### MATERIAL PROVIDED
--- Start ---

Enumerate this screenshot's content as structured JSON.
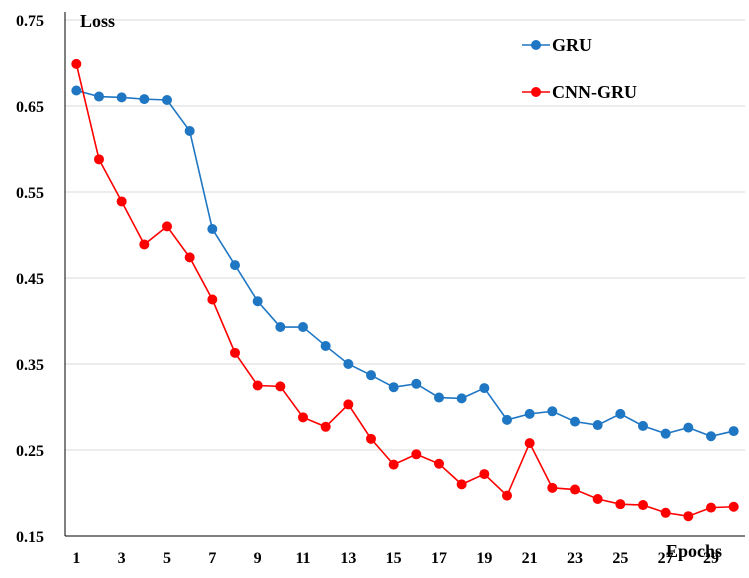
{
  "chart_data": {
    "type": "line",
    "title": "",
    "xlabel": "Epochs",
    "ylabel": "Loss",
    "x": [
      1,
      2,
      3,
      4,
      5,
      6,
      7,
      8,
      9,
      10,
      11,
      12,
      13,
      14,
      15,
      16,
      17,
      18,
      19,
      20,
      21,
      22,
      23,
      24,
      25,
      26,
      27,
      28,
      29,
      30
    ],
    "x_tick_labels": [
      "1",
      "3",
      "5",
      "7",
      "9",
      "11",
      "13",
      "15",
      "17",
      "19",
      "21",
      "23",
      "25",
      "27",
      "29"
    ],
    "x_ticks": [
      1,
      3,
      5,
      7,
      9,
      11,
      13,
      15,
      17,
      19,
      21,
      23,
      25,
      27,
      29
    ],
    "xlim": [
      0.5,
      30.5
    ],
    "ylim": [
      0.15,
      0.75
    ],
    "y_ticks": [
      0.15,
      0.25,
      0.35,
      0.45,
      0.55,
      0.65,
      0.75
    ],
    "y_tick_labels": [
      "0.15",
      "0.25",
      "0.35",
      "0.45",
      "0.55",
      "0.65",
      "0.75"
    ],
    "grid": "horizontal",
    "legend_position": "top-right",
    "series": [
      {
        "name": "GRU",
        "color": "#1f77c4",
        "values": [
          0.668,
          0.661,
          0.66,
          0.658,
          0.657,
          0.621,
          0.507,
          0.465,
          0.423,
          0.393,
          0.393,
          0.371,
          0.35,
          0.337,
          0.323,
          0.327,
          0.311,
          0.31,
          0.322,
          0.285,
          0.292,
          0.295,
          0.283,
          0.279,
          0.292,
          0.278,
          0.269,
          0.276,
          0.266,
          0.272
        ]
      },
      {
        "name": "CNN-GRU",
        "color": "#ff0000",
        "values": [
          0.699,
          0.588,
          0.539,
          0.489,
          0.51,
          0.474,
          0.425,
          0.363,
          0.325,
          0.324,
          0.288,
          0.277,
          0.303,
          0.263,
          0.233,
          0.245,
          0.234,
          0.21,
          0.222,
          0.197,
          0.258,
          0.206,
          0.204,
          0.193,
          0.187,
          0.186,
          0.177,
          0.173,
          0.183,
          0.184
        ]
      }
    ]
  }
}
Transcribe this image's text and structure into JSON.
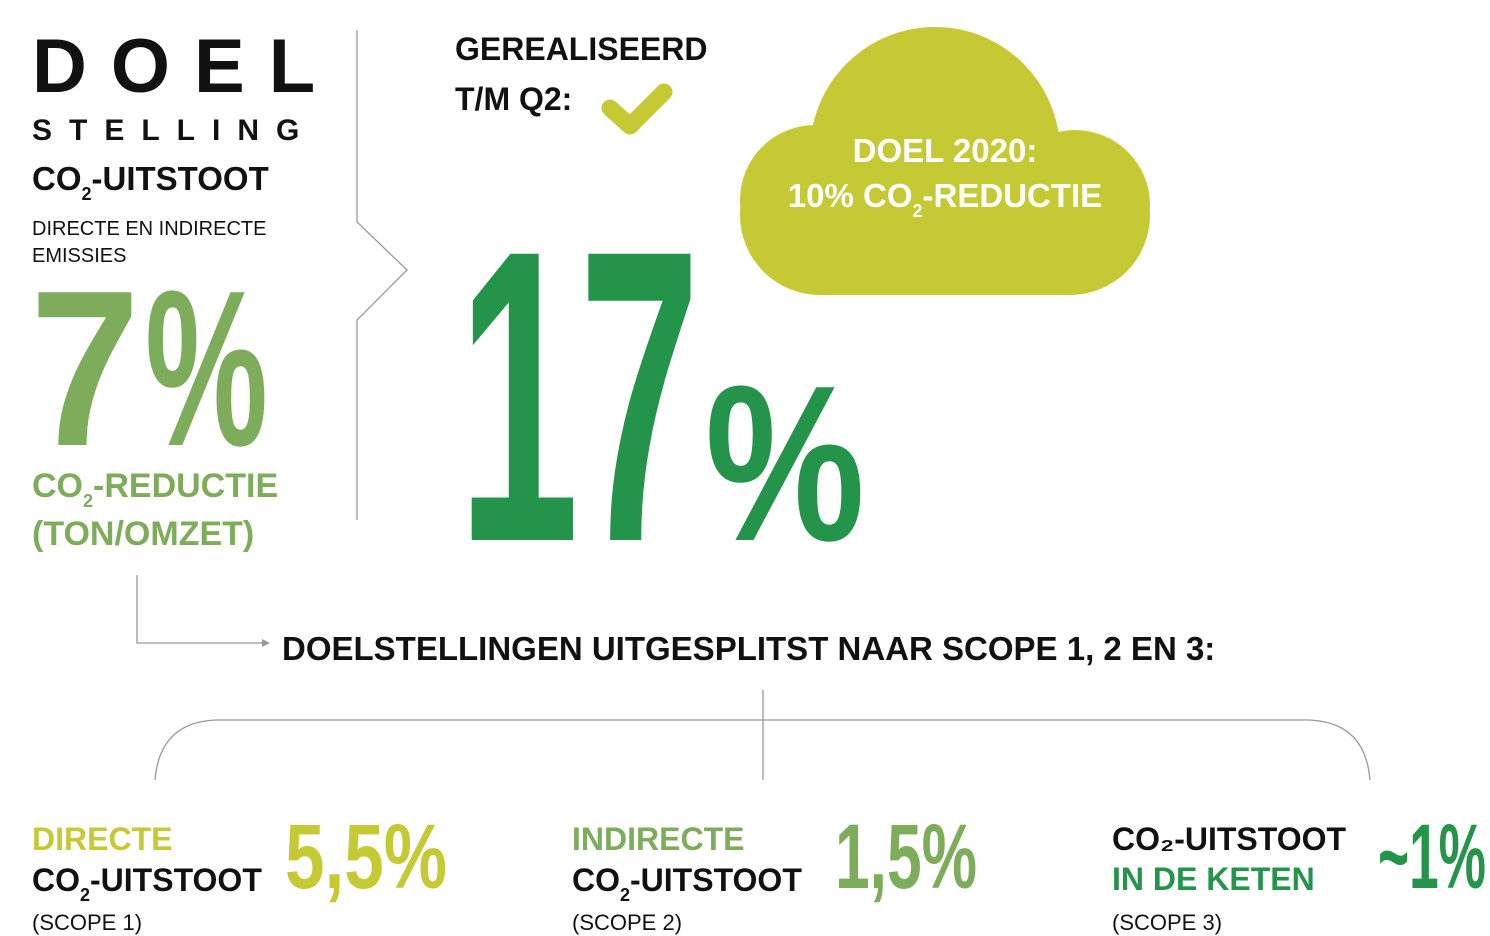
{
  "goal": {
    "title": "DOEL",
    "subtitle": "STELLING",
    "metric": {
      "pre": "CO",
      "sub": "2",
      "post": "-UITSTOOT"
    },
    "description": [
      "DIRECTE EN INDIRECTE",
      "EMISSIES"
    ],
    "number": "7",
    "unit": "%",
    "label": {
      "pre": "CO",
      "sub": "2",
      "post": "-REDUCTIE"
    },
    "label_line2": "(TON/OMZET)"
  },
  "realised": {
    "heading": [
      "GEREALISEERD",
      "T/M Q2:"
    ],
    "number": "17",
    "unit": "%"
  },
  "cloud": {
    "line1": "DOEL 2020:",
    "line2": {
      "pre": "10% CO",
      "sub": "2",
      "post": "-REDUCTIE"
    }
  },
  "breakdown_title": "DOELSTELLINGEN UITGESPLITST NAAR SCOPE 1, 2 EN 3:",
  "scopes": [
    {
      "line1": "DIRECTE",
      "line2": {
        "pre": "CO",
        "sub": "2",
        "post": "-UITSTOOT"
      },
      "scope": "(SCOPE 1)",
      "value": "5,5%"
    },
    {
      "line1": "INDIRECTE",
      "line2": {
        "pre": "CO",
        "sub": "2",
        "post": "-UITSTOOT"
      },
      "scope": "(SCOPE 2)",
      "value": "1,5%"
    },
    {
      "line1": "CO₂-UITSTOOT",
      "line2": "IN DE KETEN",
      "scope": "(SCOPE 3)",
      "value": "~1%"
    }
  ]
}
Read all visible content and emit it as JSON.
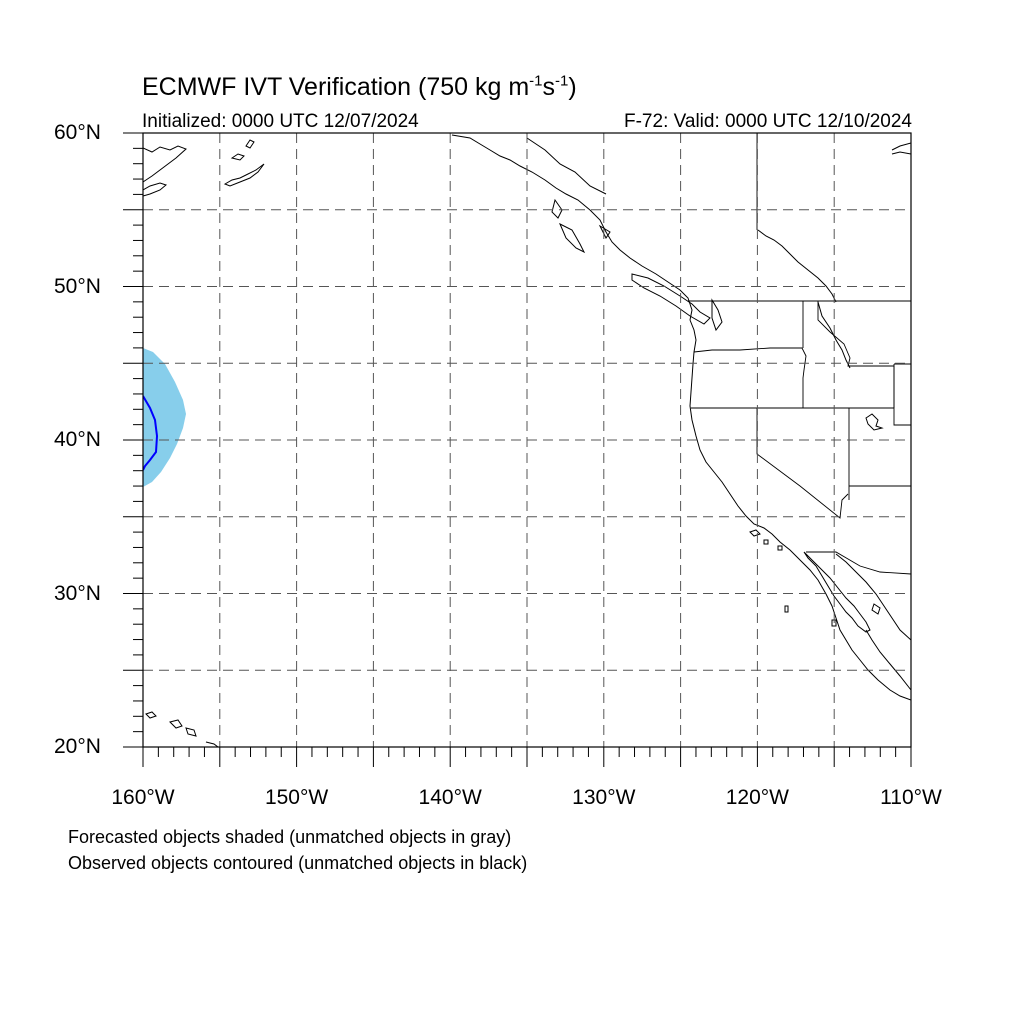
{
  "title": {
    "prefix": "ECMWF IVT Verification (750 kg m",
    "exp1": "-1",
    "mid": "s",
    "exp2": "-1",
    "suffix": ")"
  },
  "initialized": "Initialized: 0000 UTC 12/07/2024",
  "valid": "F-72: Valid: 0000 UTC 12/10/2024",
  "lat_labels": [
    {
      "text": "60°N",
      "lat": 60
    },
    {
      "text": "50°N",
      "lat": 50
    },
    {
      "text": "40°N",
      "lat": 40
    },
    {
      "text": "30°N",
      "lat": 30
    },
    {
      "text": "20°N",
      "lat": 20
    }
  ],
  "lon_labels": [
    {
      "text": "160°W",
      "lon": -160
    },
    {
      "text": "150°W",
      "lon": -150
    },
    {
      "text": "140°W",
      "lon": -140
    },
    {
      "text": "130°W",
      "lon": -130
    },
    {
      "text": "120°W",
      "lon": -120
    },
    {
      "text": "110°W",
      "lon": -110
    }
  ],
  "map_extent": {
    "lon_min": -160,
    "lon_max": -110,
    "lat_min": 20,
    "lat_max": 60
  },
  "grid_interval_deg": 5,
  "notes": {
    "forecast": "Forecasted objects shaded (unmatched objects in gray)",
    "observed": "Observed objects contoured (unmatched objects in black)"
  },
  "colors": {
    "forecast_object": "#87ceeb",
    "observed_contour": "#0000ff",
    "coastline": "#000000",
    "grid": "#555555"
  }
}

--- End ---

### WHAT IS EXPECTED
Repeat all the records above exactly, leaving out any pictures.

### REPLY
Enumerate this screenshot's content as structured JSON.
{
  "chart_data": {
    "type": "line",
    "title": "",
    "xlabel": "Epochs",
    "ylabel": "Loss",
    "x": [
      1,
      2,
      3,
      4,
      5,
      6,
      7,
      8,
      9,
      10,
      11,
      12,
      13,
      14,
      15,
      16,
      17,
      18,
      19,
      20,
      21,
      22,
      23,
      24,
      25,
      26,
      27,
      28,
      29,
      30
    ],
    "x_tick_labels": [
      "1",
      "3",
      "5",
      "7",
      "9",
      "11",
      "13",
      "15",
      "17",
      "19",
      "21",
      "23",
      "25",
      "27",
      "29"
    ],
    "x_ticks": [
      1,
      3,
      5,
      7,
      9,
      11,
      13,
      15,
      17,
      19,
      21,
      23,
      25,
      27,
      29
    ],
    "xlim": [
      0.5,
      30.5
    ],
    "ylim": [
      0.15,
      0.75
    ],
    "y_ticks": [
      0.15,
      0.25,
      0.35,
      0.45,
      0.55,
      0.65,
      0.75
    ],
    "y_tick_labels": [
      "0.15",
      "0.25",
      "0.35",
      "0.45",
      "0.55",
      "0.65",
      "0.75"
    ],
    "grid": "horizontal",
    "legend_position": "top-right",
    "series": [
      {
        "name": "GRU",
        "color": "#1f77c4",
        "values": [
          0.668,
          0.661,
          0.66,
          0.658,
          0.657,
          0.621,
          0.507,
          0.465,
          0.423,
          0.393,
          0.393,
          0.371,
          0.35,
          0.337,
          0.323,
          0.327,
          0.311,
          0.31,
          0.322,
          0.285,
          0.292,
          0.295,
          0.283,
          0.279,
          0.292,
          0.278,
          0.269,
          0.276,
          0.266,
          0.272
        ]
      },
      {
        "name": "CNN-GRU",
        "color": "#ff0000",
        "values": [
          0.699,
          0.588,
          0.539,
          0.489,
          0.51,
          0.474,
          0.425,
          0.363,
          0.325,
          0.324,
          0.288,
          0.277,
          0.303,
          0.263,
          0.233,
          0.245,
          0.234,
          0.21,
          0.222,
          0.197,
          0.258,
          0.206,
          0.204,
          0.193,
          0.187,
          0.186,
          0.177,
          0.173,
          0.183,
          0.184
        ]
      }
    ]
  }
}
Transcribe this image's text and structure into JSON.
{
  "goal": {
    "title": "DOEL",
    "subtitle": "STELLING",
    "metric": {
      "pre": "CO",
      "sub": "2",
      "post": "-UITSTOOT"
    },
    "description": [
      "DIRECTE EN INDIRECTE",
      "EMISSIES"
    ],
    "number": "7",
    "unit": "%",
    "label": {
      "pre": "CO",
      "sub": "2",
      "post": "-REDUCTIE"
    },
    "label_line2": "(TON/OMZET)"
  },
  "realised": {
    "heading": [
      "GEREALISEERD",
      "T/M Q2:"
    ],
    "number": "17",
    "unit": "%"
  },
  "cloud": {
    "line1": "DOEL 2020:",
    "line2": {
      "pre": "10% CO",
      "sub": "2",
      "post": "-REDUCTIE"
    }
  },
  "breakdown_title": "DOELSTELLINGEN UITGESPLITST NAAR SCOPE 1, 2 EN 3:",
  "scopes": [
    {
      "line1": "DIRECTE",
      "line2": {
        "pre": "CO",
        "sub": "2",
        "post": "-UITSTOOT"
      },
      "scope": "(SCOPE 1)",
      "value": "5,5%"
    },
    {
      "line1": "INDIRECTE",
      "line2": {
        "pre": "CO",
        "sub": "2",
        "post": "-UITSTOOT"
      },
      "scope": "(SCOPE 2)",
      "value": "1,5%"
    },
    {
      "line1": "CO₂-UITSTOOT",
      "line2": "IN DE KETEN",
      "scope": "(SCOPE 3)",
      "value": "~1%"
    }
  ]
}
Read all visible content and emit it as JSON.
{
  "title": {
    "prefix": "ECMWF IVT Verification (750 kg m",
    "exp1": "-1",
    "mid": "s",
    "exp2": "-1",
    "suffix": ")"
  },
  "initialized": "Initialized: 0000 UTC 12/07/2024",
  "valid": "F-72: Valid: 0000 UTC 12/10/2024",
  "lat_labels": [
    {
      "text": "60°N",
      "lat": 60
    },
    {
      "text": "50°N",
      "lat": 50
    },
    {
      "text": "40°N",
      "lat": 40
    },
    {
      "text": "30°N",
      "lat": 30
    },
    {
      "text": "20°N",
      "lat": 20
    }
  ],
  "lon_labels": [
    {
      "text": "160°W",
      "lon": -160
    },
    {
      "text": "150°W",
      "lon": -150
    },
    {
      "text": "140°W",
      "lon": -140
    },
    {
      "text": "130°W",
      "lon": -130
    },
    {
      "text": "120°W",
      "lon": -120
    },
    {
      "text": "110°W",
      "lon": -110
    }
  ],
  "map_extent": {
    "lon_min": -160,
    "lon_max": -110,
    "lat_min": 20,
    "lat_max": 60
  },
  "grid_interval_deg": 5,
  "notes": {
    "forecast": "Forecasted objects shaded (unmatched objects in gray)",
    "observed": "Observed objects contoured (unmatched objects in black)"
  },
  "colors": {
    "forecast_object": "#87ceeb",
    "observed_contour": "#0000ff",
    "coastline": "#000000",
    "grid": "#555555"
  }
}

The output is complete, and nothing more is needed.